━━━ Supplied entries ━━━

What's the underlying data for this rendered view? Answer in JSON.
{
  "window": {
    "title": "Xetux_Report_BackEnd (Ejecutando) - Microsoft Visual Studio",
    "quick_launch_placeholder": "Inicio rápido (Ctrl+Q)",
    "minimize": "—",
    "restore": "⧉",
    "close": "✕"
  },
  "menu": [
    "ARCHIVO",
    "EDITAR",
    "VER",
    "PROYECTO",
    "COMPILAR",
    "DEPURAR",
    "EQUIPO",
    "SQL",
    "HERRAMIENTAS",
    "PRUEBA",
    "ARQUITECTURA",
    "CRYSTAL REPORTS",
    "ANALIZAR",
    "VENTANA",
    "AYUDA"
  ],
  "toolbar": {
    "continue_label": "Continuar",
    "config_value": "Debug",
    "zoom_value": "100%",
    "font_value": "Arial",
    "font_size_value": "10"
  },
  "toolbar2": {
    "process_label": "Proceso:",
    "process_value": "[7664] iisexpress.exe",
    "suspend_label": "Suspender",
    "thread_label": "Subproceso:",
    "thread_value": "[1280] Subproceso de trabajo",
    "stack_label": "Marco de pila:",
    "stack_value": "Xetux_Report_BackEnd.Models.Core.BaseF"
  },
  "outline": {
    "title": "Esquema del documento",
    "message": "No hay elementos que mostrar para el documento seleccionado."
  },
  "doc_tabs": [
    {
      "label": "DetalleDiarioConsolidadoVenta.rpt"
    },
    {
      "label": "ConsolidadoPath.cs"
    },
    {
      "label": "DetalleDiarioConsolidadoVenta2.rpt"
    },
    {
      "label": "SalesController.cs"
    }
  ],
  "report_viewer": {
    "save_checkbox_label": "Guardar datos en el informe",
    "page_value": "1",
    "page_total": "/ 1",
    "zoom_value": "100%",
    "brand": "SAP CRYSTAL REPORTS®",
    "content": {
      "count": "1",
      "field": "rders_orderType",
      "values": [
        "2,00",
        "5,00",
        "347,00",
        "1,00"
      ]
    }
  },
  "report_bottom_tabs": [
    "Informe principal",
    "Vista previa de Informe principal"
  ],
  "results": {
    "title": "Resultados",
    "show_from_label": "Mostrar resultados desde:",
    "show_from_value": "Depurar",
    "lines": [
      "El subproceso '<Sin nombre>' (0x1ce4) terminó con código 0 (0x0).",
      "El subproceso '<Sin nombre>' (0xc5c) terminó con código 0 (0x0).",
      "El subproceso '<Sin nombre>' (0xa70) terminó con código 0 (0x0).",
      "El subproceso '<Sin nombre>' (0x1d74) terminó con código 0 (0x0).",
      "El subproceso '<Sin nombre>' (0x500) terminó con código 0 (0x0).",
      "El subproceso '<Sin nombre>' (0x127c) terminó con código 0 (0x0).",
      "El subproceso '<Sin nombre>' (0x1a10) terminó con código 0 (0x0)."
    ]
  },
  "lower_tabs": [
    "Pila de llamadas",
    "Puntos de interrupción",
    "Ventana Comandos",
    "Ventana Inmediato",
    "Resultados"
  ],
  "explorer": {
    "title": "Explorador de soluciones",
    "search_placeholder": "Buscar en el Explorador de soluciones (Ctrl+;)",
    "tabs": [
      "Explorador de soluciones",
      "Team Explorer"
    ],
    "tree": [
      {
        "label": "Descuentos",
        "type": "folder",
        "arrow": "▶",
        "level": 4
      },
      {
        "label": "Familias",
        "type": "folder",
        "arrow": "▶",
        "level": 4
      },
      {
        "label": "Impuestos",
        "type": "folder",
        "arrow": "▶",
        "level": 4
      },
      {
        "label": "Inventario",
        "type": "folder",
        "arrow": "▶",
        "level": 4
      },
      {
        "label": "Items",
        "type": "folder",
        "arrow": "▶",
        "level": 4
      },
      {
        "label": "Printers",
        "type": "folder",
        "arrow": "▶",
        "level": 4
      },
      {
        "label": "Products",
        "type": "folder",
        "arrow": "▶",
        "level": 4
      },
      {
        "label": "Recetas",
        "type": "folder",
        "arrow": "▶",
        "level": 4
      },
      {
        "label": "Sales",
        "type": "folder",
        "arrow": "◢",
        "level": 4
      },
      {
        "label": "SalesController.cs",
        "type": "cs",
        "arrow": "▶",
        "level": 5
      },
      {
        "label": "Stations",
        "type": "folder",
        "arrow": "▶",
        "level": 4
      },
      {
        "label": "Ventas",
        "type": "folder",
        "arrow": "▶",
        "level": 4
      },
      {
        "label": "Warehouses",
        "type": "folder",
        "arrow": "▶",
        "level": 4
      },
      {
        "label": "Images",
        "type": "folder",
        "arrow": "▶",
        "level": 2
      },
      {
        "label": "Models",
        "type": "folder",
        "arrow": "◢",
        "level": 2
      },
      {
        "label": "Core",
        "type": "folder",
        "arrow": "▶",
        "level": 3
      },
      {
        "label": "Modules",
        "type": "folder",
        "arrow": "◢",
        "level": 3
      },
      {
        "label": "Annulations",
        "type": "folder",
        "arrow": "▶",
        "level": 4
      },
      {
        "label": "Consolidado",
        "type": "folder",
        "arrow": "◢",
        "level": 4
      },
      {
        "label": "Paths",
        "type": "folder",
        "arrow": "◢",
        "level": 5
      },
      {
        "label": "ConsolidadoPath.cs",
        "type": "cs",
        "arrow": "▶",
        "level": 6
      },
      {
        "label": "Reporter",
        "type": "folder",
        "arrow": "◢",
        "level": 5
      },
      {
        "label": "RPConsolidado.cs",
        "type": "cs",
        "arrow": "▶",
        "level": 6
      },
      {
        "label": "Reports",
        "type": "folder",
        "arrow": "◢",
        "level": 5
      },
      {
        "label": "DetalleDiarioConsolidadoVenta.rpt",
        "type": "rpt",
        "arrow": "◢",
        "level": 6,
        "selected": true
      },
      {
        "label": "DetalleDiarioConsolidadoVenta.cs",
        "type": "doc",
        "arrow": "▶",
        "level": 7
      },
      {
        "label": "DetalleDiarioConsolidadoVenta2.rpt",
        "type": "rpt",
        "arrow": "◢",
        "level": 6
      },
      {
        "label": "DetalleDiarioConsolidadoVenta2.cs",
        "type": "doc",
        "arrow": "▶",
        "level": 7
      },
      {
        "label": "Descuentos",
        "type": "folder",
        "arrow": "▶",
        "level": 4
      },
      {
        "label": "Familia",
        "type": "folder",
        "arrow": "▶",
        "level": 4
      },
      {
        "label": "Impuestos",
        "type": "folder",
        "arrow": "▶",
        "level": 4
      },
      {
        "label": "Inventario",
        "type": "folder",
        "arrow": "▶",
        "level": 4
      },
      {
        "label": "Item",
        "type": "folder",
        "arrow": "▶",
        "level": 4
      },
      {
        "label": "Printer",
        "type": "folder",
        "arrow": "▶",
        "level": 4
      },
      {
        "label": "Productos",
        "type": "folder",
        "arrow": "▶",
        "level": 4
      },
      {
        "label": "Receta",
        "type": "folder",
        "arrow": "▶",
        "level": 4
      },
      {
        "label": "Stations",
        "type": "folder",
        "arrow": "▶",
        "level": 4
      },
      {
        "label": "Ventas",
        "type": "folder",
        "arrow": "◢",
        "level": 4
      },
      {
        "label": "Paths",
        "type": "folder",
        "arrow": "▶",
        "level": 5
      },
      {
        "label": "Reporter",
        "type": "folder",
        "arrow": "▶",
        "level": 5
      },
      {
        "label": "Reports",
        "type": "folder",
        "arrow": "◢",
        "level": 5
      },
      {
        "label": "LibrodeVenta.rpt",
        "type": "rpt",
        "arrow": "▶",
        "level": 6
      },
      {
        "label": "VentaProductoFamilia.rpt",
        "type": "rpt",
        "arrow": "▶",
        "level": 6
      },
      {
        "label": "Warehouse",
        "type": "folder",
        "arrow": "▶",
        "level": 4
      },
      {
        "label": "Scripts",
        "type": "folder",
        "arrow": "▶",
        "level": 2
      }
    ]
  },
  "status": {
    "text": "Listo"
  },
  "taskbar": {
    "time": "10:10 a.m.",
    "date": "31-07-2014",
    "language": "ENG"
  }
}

━━━
━━━ Supplied entries ━━━

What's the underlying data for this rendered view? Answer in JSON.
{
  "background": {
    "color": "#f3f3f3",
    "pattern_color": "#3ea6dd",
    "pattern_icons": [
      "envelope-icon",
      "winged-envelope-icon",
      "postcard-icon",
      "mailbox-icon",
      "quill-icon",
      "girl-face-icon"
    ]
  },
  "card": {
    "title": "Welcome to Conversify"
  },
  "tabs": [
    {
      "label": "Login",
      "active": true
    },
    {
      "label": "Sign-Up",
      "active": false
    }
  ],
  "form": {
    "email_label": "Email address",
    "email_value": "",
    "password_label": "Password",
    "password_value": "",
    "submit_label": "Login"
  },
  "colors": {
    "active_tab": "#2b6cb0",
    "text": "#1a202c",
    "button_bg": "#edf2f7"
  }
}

━━━

> The problem: Identify all lines where the word "Explorador" shows up. Copy them.

> Complete output:
    "title": "Explorador de soluciones",
    "search_placeholder": "Buscar en el Explorador de soluciones (Ctrl+;)",
      "Explorador de soluciones",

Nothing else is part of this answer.